** BEGIN The input **
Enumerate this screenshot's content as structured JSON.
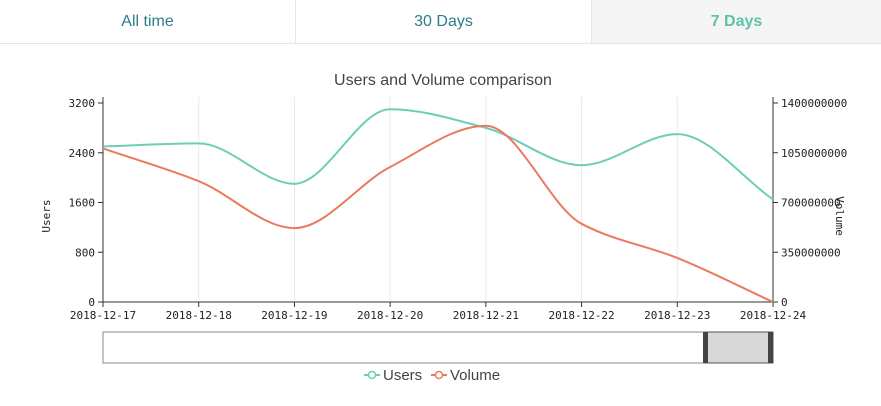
{
  "tabs": [
    {
      "label": "All time"
    },
    {
      "label": "30 Days"
    },
    {
      "label": "7 Days",
      "active": true
    }
  ],
  "colors": {
    "users": "#6dcdb8",
    "volume": "#ea7a5e",
    "active_tab": "#5ec2a8",
    "tab_text": "#2e7c8c"
  },
  "chart_data": {
    "type": "line",
    "title": "Users and Volume comparison",
    "categories": [
      "2018-12-17",
      "2018-12-18",
      "2018-12-19",
      "2018-12-20",
      "2018-12-21",
      "2018-12-22",
      "2018-12-23",
      "2018-12-24"
    ],
    "ylabel": "Users",
    "y2label": "Volume",
    "ylim": [
      0,
      3200
    ],
    "y2lim": [
      0,
      1400000000
    ],
    "yticks": [
      "0",
      "800",
      "1600",
      "2400",
      "3200"
    ],
    "y2ticks": [
      "0",
      "350000000",
      "700000000",
      "1050000000",
      "1400000000"
    ],
    "series": [
      {
        "name": "Users",
        "axis": "y",
        "values": [
          2500,
          2550,
          1900,
          3100,
          2800,
          2200,
          2700,
          1650
        ]
      },
      {
        "name": "Volume",
        "axis": "y2",
        "values": [
          1080000000,
          850000000,
          520000000,
          950000000,
          1240000000,
          550000000,
          310000000,
          0
        ]
      }
    ],
    "legend": "bottom"
  }
}
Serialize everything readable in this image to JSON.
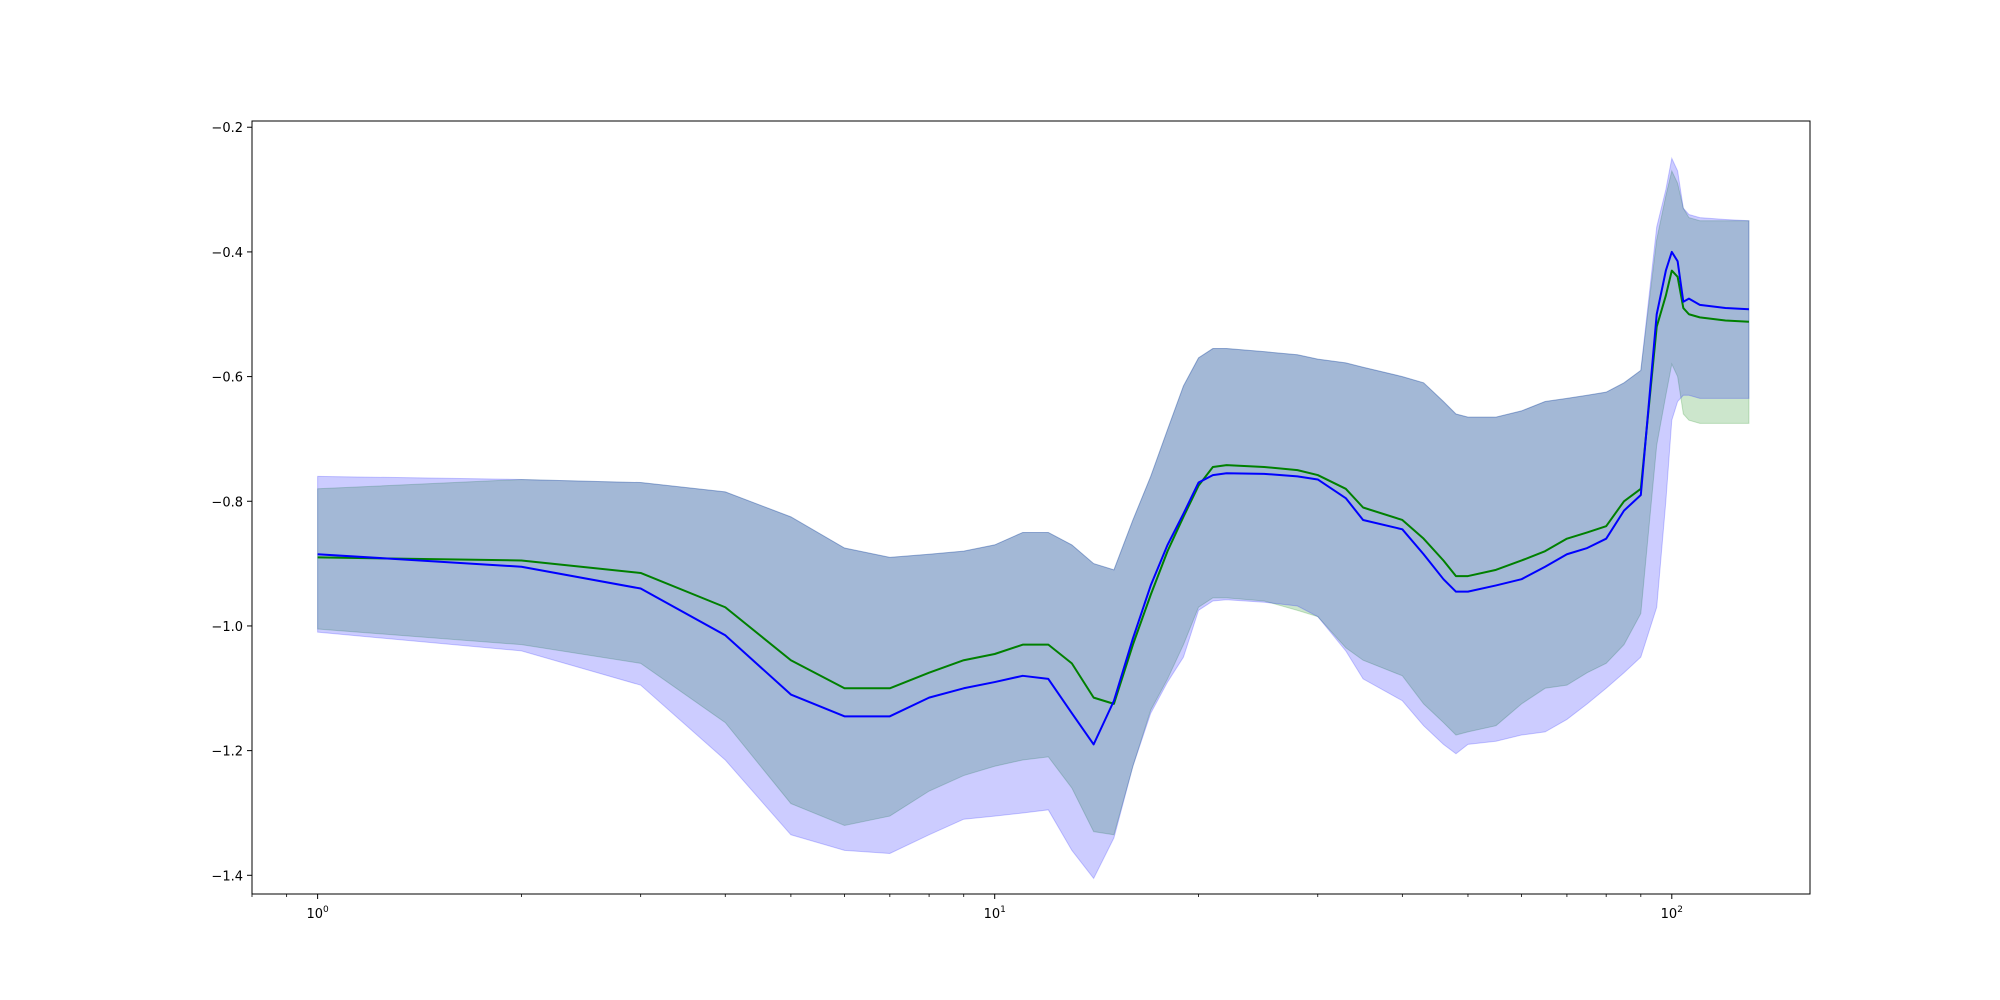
** END The input **
* _Aim_:
Where a line holds "JSON", copy that line.

* _Full answer_:
Enumerate this screenshot's content as structured JSON.
Serialize everything readable in this image to JSON.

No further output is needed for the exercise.